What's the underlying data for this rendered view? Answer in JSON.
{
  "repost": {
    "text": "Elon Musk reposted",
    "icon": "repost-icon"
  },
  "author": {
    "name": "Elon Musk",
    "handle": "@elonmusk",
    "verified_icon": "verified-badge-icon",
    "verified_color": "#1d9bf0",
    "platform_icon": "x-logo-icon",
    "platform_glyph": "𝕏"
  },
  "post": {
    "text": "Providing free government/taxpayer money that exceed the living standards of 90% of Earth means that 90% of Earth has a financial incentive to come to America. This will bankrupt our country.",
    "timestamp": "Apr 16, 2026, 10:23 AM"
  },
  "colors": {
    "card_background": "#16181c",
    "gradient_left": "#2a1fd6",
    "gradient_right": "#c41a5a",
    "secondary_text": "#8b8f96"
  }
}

──────

The request: Extract every record and return it verbatim.

Task result:
What's the underlying data for this rendered view? Answer in JSON.
{
  "repost": {
    "text": "Elon Musk reposted",
    "icon": "repost-icon"
  },
  "author": {
    "name": "Elon Musk",
    "handle": "@elonmusk",
    "verified_icon": "verified-badge-icon",
    "verified_color": "#1d9bf0",
    "platform_icon": "x-logo-icon",
    "platform_glyph": "𝕏"
  },
  "post": {
    "text": "Providing free government/taxpayer money that exceed the living standards of 90% of Earth means that 90% of Earth has a financial incentive to come to America. This will bankrupt our country.",
    "timestamp": "Apr 16, 2026, 10:23 AM"
  },
  "colors": {
    "card_background": "#16181c",
    "gradient_left": "#2a1fd6",
    "gradient_right": "#c41a5a",
    "secondary_text": "#8b8f96"
  }
}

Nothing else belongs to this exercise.